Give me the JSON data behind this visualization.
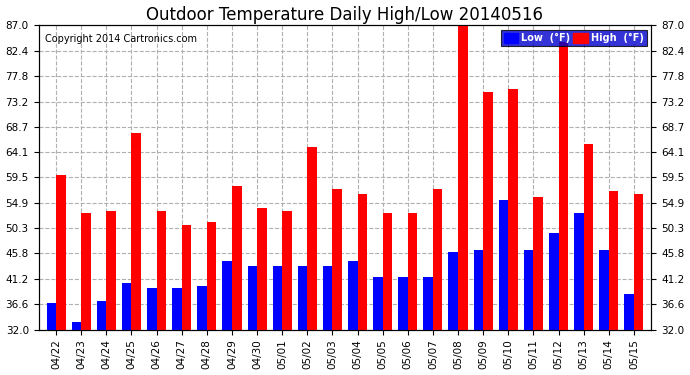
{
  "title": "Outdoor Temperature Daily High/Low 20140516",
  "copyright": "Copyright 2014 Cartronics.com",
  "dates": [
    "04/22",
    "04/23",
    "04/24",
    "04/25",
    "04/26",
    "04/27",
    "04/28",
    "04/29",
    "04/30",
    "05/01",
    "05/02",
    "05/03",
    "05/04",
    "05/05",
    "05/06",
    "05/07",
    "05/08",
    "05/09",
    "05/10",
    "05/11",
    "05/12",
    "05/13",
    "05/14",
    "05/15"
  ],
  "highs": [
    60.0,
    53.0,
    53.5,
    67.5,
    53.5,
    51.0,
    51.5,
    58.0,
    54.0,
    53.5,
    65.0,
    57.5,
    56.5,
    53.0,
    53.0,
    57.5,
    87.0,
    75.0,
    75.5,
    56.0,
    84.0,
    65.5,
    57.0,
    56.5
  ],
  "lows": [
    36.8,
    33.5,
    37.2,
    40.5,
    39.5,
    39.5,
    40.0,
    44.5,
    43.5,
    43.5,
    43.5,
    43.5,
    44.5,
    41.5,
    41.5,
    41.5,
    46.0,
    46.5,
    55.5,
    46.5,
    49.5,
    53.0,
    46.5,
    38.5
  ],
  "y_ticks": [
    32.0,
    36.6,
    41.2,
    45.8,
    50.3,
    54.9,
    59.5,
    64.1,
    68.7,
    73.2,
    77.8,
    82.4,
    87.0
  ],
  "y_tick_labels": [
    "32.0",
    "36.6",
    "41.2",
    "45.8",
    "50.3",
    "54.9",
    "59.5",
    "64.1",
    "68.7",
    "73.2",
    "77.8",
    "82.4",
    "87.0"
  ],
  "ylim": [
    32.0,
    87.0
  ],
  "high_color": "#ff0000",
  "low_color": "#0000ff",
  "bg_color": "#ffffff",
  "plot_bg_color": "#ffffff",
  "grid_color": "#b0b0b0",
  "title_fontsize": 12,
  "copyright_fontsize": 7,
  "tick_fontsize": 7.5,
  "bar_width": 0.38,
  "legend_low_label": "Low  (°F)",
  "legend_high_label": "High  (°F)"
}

THE REQUEST:
Copy out each line exactly, without the pictures.

TASK SOLUTION:
Give me the JSON data behind this visualization.
{
  "title": "Outdoor Temperature Daily High/Low 20140516",
  "copyright": "Copyright 2014 Cartronics.com",
  "dates": [
    "04/22",
    "04/23",
    "04/24",
    "04/25",
    "04/26",
    "04/27",
    "04/28",
    "04/29",
    "04/30",
    "05/01",
    "05/02",
    "05/03",
    "05/04",
    "05/05",
    "05/06",
    "05/07",
    "05/08",
    "05/09",
    "05/10",
    "05/11",
    "05/12",
    "05/13",
    "05/14",
    "05/15"
  ],
  "highs": [
    60.0,
    53.0,
    53.5,
    67.5,
    53.5,
    51.0,
    51.5,
    58.0,
    54.0,
    53.5,
    65.0,
    57.5,
    56.5,
    53.0,
    53.0,
    57.5,
    87.0,
    75.0,
    75.5,
    56.0,
    84.0,
    65.5,
    57.0,
    56.5
  ],
  "lows": [
    36.8,
    33.5,
    37.2,
    40.5,
    39.5,
    39.5,
    40.0,
    44.5,
    43.5,
    43.5,
    43.5,
    43.5,
    44.5,
    41.5,
    41.5,
    41.5,
    46.0,
    46.5,
    55.5,
    46.5,
    49.5,
    53.0,
    46.5,
    38.5
  ],
  "y_ticks": [
    32.0,
    36.6,
    41.2,
    45.8,
    50.3,
    54.9,
    59.5,
    64.1,
    68.7,
    73.2,
    77.8,
    82.4,
    87.0
  ],
  "y_tick_labels": [
    "32.0",
    "36.6",
    "41.2",
    "45.8",
    "50.3",
    "54.9",
    "59.5",
    "64.1",
    "68.7",
    "73.2",
    "77.8",
    "82.4",
    "87.0"
  ],
  "ylim": [
    32.0,
    87.0
  ],
  "high_color": "#ff0000",
  "low_color": "#0000ff",
  "bg_color": "#ffffff",
  "plot_bg_color": "#ffffff",
  "grid_color": "#b0b0b0",
  "title_fontsize": 12,
  "copyright_fontsize": 7,
  "tick_fontsize": 7.5,
  "bar_width": 0.38,
  "legend_low_label": "Low  (°F)",
  "legend_high_label": "High  (°F)"
}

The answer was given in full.